# [What needs to be done]
Return the listing below exactly, with the pictures dropped.

--- BEGIN Data to use ---

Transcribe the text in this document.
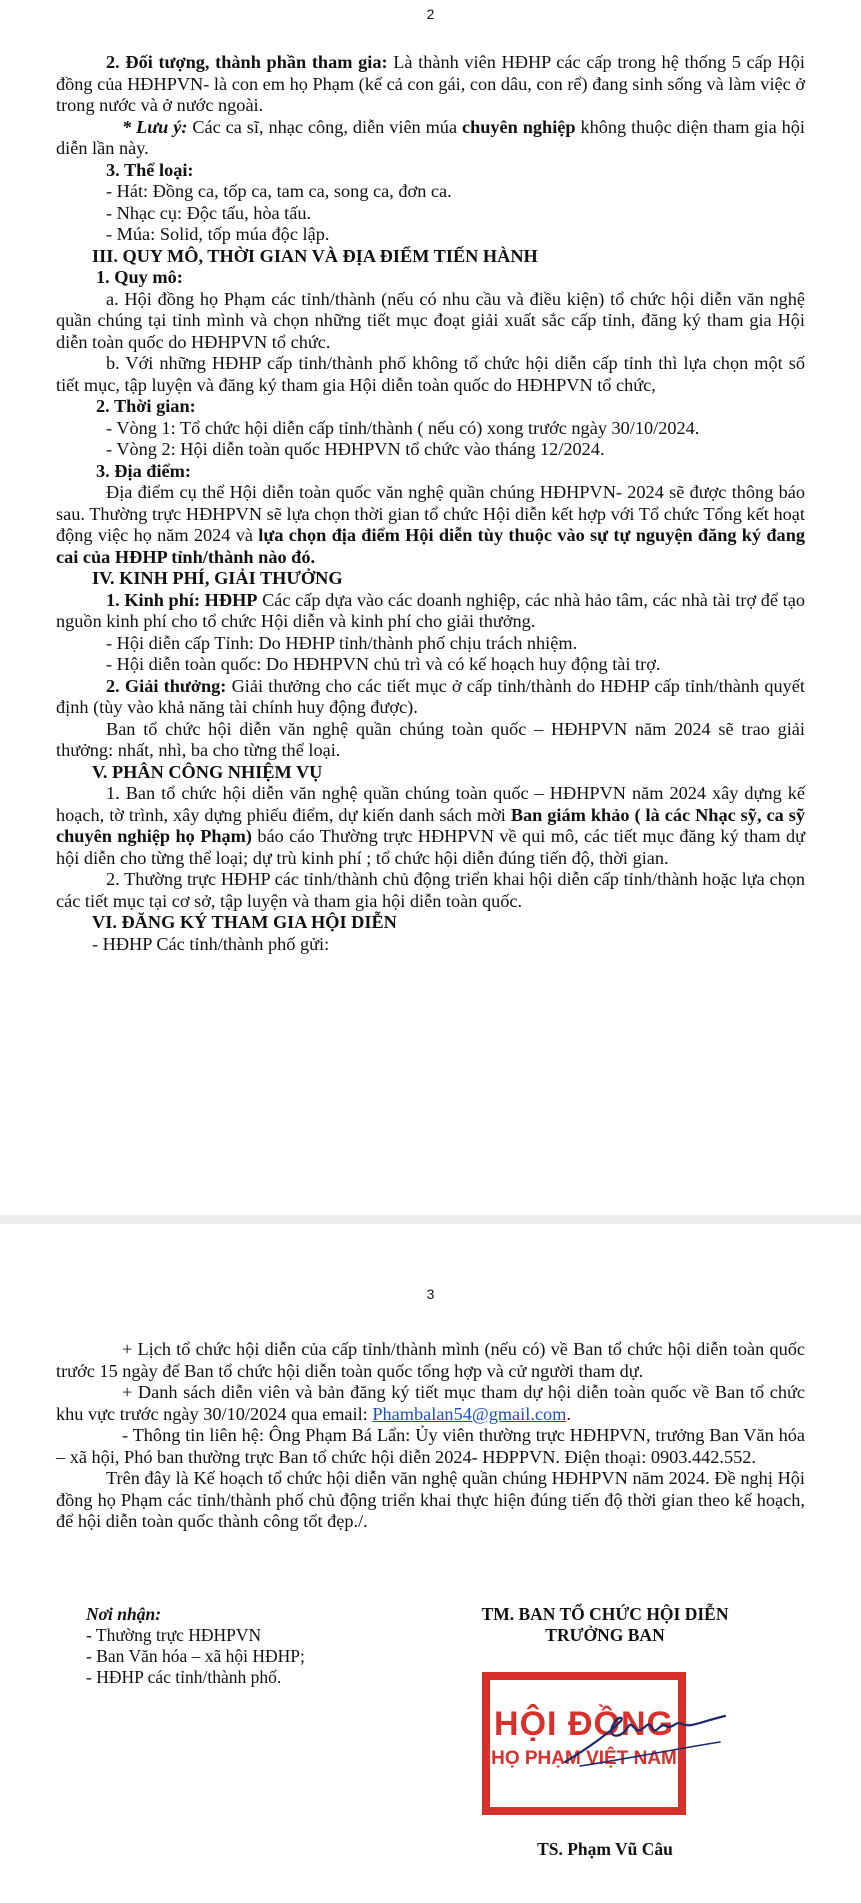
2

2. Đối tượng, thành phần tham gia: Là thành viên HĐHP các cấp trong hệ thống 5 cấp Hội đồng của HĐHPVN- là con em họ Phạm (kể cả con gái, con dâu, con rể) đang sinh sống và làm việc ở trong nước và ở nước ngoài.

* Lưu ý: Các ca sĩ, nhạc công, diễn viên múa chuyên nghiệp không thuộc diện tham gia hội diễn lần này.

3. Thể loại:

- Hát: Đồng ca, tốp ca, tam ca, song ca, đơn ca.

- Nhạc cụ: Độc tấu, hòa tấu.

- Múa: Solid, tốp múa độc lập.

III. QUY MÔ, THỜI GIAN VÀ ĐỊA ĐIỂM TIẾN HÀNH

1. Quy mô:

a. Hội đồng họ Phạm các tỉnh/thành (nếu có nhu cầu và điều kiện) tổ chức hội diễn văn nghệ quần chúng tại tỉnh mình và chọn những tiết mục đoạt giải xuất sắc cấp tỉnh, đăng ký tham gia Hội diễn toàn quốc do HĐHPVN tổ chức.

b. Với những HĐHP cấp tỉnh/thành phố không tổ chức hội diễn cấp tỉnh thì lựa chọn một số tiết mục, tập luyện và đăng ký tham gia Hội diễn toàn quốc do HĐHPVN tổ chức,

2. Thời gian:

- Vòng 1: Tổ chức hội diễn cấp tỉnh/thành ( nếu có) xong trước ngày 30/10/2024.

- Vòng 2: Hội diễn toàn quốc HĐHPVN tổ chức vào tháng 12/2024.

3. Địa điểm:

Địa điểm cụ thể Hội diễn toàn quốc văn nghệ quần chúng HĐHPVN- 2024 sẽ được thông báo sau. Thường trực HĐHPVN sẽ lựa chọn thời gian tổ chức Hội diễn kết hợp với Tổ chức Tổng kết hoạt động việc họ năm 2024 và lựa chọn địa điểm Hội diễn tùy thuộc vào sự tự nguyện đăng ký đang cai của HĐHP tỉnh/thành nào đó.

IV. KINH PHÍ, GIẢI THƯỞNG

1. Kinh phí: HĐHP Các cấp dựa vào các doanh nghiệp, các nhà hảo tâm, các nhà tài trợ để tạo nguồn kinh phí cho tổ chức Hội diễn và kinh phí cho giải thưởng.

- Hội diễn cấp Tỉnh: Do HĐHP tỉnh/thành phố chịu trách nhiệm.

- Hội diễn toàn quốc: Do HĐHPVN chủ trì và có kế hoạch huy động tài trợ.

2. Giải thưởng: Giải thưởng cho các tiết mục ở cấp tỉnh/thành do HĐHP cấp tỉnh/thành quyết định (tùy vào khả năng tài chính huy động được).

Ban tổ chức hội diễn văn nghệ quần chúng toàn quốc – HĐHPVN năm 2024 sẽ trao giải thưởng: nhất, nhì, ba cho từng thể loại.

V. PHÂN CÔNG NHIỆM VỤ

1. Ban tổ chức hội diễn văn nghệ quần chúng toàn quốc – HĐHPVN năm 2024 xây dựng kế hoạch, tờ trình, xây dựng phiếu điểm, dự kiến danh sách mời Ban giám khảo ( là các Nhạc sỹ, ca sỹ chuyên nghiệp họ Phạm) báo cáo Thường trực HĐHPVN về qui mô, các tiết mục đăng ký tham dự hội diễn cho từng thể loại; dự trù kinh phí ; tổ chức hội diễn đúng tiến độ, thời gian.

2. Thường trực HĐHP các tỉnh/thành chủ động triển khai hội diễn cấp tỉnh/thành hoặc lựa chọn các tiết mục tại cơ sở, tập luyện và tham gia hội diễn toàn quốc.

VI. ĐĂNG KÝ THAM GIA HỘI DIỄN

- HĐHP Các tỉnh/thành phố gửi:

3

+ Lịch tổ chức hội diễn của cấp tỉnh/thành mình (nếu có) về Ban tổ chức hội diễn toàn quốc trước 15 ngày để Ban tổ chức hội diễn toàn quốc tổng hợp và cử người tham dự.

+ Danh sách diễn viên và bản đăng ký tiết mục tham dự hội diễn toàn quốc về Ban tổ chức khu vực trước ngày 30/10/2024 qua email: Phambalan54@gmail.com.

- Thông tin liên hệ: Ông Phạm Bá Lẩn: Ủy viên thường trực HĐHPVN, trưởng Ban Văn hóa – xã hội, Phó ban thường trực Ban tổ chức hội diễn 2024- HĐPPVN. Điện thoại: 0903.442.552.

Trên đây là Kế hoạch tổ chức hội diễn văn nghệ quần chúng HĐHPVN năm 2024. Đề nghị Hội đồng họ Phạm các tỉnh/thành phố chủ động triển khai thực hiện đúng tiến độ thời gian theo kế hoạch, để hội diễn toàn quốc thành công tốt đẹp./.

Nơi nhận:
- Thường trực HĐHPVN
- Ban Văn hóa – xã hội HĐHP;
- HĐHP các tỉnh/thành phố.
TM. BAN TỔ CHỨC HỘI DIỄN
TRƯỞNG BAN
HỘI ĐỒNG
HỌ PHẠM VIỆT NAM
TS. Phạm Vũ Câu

--- END Data to use ---

# [Response to this task]
Transcribe the text in this document.
2

2. Đối tượng, thành phần tham gia: Là thành viên HĐHP các cấp trong hệ thống 5 cấp Hội đồng của HĐHPVN- là con em họ Phạm (kể cả con gái, con dâu, con rể) đang sinh sống và làm việc ở trong nước và ở nước ngoài.

* Lưu ý: Các ca sĩ, nhạc công, diễn viên múa chuyên nghiệp không thuộc diện tham gia hội diễn lần này.

3. Thể loại:

- Hát: Đồng ca, tốp ca, tam ca, song ca, đơn ca.

- Nhạc cụ: Độc tấu, hòa tấu.

- Múa: Solid, tốp múa độc lập.

III. QUY MÔ, THỜI GIAN VÀ ĐỊA ĐIỂM TIẾN HÀNH

1. Quy mô:

a. Hội đồng họ Phạm các tỉnh/thành (nếu có nhu cầu và điều kiện) tổ chức hội diễn văn nghệ quần chúng tại tỉnh mình và chọn những tiết mục đoạt giải xuất sắc cấp tỉnh, đăng ký tham gia Hội diễn toàn quốc do HĐHPVN tổ chức.

b. Với những HĐHP cấp tỉnh/thành phố không tổ chức hội diễn cấp tỉnh thì lựa chọn một số tiết mục, tập luyện và đăng ký tham gia Hội diễn toàn quốc do HĐHPVN tổ chức,

2. Thời gian:

- Vòng 1: Tổ chức hội diễn cấp tỉnh/thành ( nếu có) xong trước ngày 30/10/2024.

- Vòng 2: Hội diễn toàn quốc HĐHPVN tổ chức vào tháng 12/2024.

3. Địa điểm:

Địa điểm cụ thể Hội diễn toàn quốc văn nghệ quần chúng HĐHPVN- 2024 sẽ được thông báo sau. Thường trực HĐHPVN sẽ lựa chọn thời gian tổ chức Hội diễn kết hợp với Tổ chức Tổng kết hoạt động việc họ năm 2024 và lựa chọn địa điểm Hội diễn tùy thuộc vào sự tự nguyện đăng ký đang cai của HĐHP tỉnh/thành nào đó.

IV. KINH PHÍ, GIẢI THƯỞNG

1. Kinh phí: HĐHP Các cấp dựa vào các doanh nghiệp, các nhà hảo tâm, các nhà tài trợ để tạo nguồn kinh phí cho tổ chức Hội diễn và kinh phí cho giải thưởng.

- Hội diễn cấp Tỉnh: Do HĐHP tỉnh/thành phố chịu trách nhiệm.

- Hội diễn toàn quốc: Do HĐHPVN chủ trì và có kế hoạch huy động tài trợ.

2. Giải thưởng: Giải thưởng cho các tiết mục ở cấp tỉnh/thành do HĐHP cấp tỉnh/thành quyết định (tùy vào khả năng tài chính huy động được).

Ban tổ chức hội diễn văn nghệ quần chúng toàn quốc – HĐHPVN năm 2024 sẽ trao giải thưởng: nhất, nhì, ba cho từng thể loại.

V. PHÂN CÔNG NHIỆM VỤ

1. Ban tổ chức hội diễn văn nghệ quần chúng toàn quốc – HĐHPVN năm 2024 xây dựng kế hoạch, tờ trình, xây dựng phiếu điểm, dự kiến danh sách mời Ban giám khảo ( là các Nhạc sỹ, ca sỹ chuyên nghiệp họ Phạm) báo cáo Thường trực HĐHPVN về qui mô, các tiết mục đăng ký tham dự hội diễn cho từng thể loại; dự trù kinh phí ; tổ chức hội diễn đúng tiến độ, thời gian.

2. Thường trực HĐHP các tỉnh/thành chủ động triển khai hội diễn cấp tỉnh/thành hoặc lựa chọn các tiết mục tại cơ sở, tập luyện và tham gia hội diễn toàn quốc.

VI. ĐĂNG KÝ THAM GIA HỘI DIỄN

- HĐHP Các tỉnh/thành phố gửi:

3

+ Lịch tổ chức hội diễn của cấp tỉnh/thành mình (nếu có) về Ban tổ chức hội diễn toàn quốc trước 15 ngày để Ban tổ chức hội diễn toàn quốc tổng hợp và cử người tham dự.

+ Danh sách diễn viên và bản đăng ký tiết mục tham dự hội diễn toàn quốc về Ban tổ chức khu vực trước ngày 30/10/2024 qua email: Phambalan54@gmail.com.

- Thông tin liên hệ: Ông Phạm Bá Lẩn: Ủy viên thường trực HĐHPVN, trưởng Ban Văn hóa – xã hội, Phó ban thường trực Ban tổ chức hội diễn 2024- HĐPPVN. Điện thoại: 0903.442.552.

Trên đây là Kế hoạch tổ chức hội diễn văn nghệ quần chúng HĐHPVN năm 2024. Đề nghị Hội đồng họ Phạm các tỉnh/thành phố chủ động triển khai thực hiện đúng tiến độ thời gian theo kế hoạch, để hội diễn toàn quốc thành công tốt đẹp./.

Nơi nhận:
- Thường trực HĐHPVN
- Ban Văn hóa – xã hội HĐHP;
- HĐHP các tỉnh/thành phố.
TM. BAN TỔ CHỨC HỘI DIỄN
TRƯỞNG BAN
HỘI ĐỒNG
HỌ PHẠM VIỆT NAM
TS. Phạm Vũ Câu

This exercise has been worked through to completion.